— Given exercise 1 —
Reproduce the Sauron-in-Mirkwood thread from "Sauramon was perfectly" to "in the river.", word for word.
— Given exercise 2 —
Pick up the forum thread about Sauron as the Necromancer in Mirkwood where it stops, and keep writing it.

— Supplied passage —
# Sauron the Necromancer in Mirkwood



## Úlairi (Apr 8, 2002)

Sauron, referred to in 'The Hobbit' as the 'Necromancer' occupied Dol Guldur whilst Bilbo was in Mirkwood. Imagine if Sauron had captured Bilbo? He would have obtained the One Ring and LotR would have never taken place, except if it was the point of view of Sauron.


----------



## Gamil Zirak (Apr 8, 2002)

That would have been devastating. Suaron would have ultimate control of middle earth. Thank goodness he was too busy looking in the river for the ring to notice Bilbo and Co.


----------



## StinkhornJake (Apr 8, 2002)

*Giving Me Chills!!!*

I think that if Gandalf and Sarumon had really known (and not just suspected) the true origins of the evil in Mirkwood, then they would have been too pre-occupied with Sauron for Gandalf to concern himself with mere dragon gold!

Plus - Sauron had no idea as to the presence or possessions of Golum, nor Bilbo for that matter. The ring was perfectly safe passing through (and later, around) his evil realm - even if it's bearer wasn't.


----------



## Gamil Zirak (Apr 8, 2002)

Gandalf wasn't merely concerned with dragon gold. He didn't want Sauron to be able to use Smaug as a weapon.

Sauramon was perfectly happy with Sauron in Mirkwood because he could keep an eye on him. He only went along with the idea of flushing the Necromancer out because Sauramon was afraid that Sauron would find the ring in the river.


----------



## ReadWryt (Apr 8, 2002)

What I find interesting is that the Silmarillion makes reference to Sauron "taking form" and posing as the Necromancer of Mirkwood...but elsewhere there are statements that Sauron could not take form...I wonder what was up with that?


----------



## Gamil Zirak (Apr 8, 2002)

— Dataset section —
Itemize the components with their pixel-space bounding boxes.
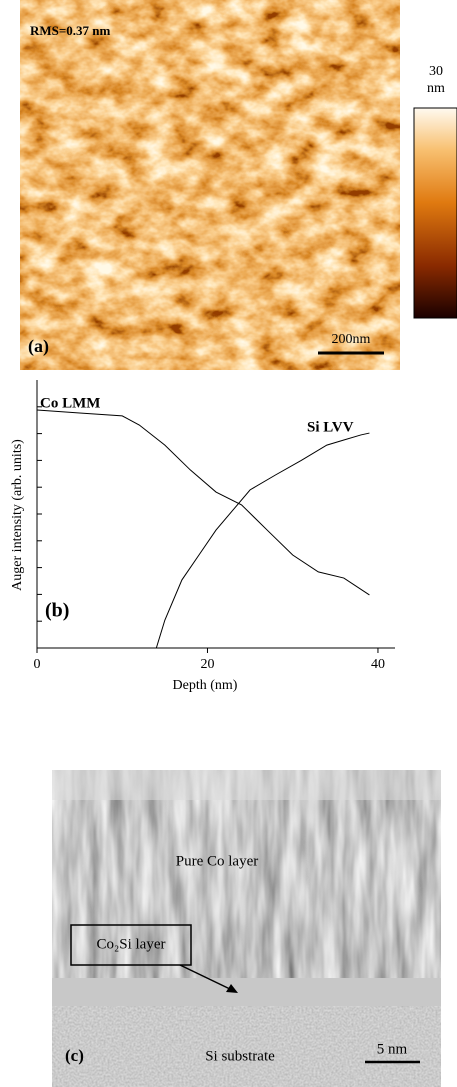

— Written answer 1 —
Sauramon was perfectly happy with Sauron in Mirkwood because he could keep an eye on him. He only went along with the idea of flushing the Necromancer out because Sauramon was afraid that Sauron would find the ring in the river.

— Written answer 2 —
Was Sauron a physical being at this point or just a wraith-like presence? If I remember correctly, Gollum states something about Sauron's four fingers later on in the LoTR. I wonder what the Necromancer looked like. I guess it's possible to believe that Sauron was a wraith-like presence because it was first thought that the chief nazgul (a wraith) was the Necromancer of Mirkwood.


----------



## Úlairi (Apr 10, 2002)

ReadWryt, it is undisputed that Sauron could take physical form in the Third Age.



> "There are four fingers on the Black Hand."



These are the words of Gollum to Frodo.


----------



## Úlairi (Apr 12, 2002)

ReadWryt? *echoes around thread*


----------



## Bucky (Apr 13, 2002)

What is this?
The Ametuer Thread?  

>>>>I think that if Gandalf and Sarumon had really known (and not just suspected) the true origins of the evil in Mirkwood, then they would have been too pre-occupied with Sauron for Gandalf to concern himself with mere dragon gold! 

They DID know, for sure.
The Tale of the Years, Third Age:

2850 Gandalf again enters Dol Guldur, and discovers that it's master is indeed Sauron.

2851 The White Council meets. Gandalf urges an attack on Dol Guldur. Saruman overrules him.

2941 Thorin Oakenshield & Gandalf visit Bilbo in the Shire. Bilbo meets Smeagol-Gollum & finds the Ring......

Basically, The White Council kept the info that The Necromancer was Sauron quiet. 


As for Sauron's shape, it's been thoroughly discussed up here. 
It took a LONG time for him to 'reshape' after Isildur cut the Ring from his finger & his spirit fled from his body.

I think the movie showing this 'Eye' distorts people's idea of Sauron's shape at the end of the Third Age.

Gollum states PLAINLY "He has only 4 fingers on one hand, but they are enough."
Pippin says after looking into the Palantir "Then HE came. He did not speak so that I could hear words. He just looked and I understood"
Sounds very much like a physical pressance to me.


And, while Thorin & Company were getting lost in Mirkwood, in Thrandruil's kingdom, might I add, The Necromancer, 300-450 miles to the south, was busy being driven from Dol Gulder by the White Council.........


----------



## Úlairi (Apr 13, 2002)

> _Originally posted by Bucky_
> *What's this? The Ametuer Thread?*



How true, well, now you're here Bucky, so lets talk, you and I!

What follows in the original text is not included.